WHAT NEEDS TO BE DONE: Every line below is to be quoted exactly, with nothing added or dropped.

Entries taken from a collection:
______
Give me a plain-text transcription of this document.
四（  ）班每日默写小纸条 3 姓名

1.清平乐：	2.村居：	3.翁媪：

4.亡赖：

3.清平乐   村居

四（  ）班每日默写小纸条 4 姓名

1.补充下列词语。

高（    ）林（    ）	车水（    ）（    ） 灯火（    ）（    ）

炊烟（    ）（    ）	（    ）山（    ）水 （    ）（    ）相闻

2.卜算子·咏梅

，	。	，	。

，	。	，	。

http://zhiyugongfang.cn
______
THE REPLY:
Give me a plain-text transcription of this document.
四（  ）班每日默写小纸条 3 姓名

1.清平乐：	2.村居：	3.翁媪：

4.亡赖：

3.清平乐   村居

四（  ）班每日默写小纸条 4 姓名

1.补充下列词语。

高（    ）林（    ）	车水（    ）（    ） 灯火（    ）（    ）

炊烟（    ）（    ）	（    ）山（    ）水 （    ）（    ）相闻

2.卜算子·咏梅

，	。	，	。

，	。	，	。

http://zhiyugongfang.cn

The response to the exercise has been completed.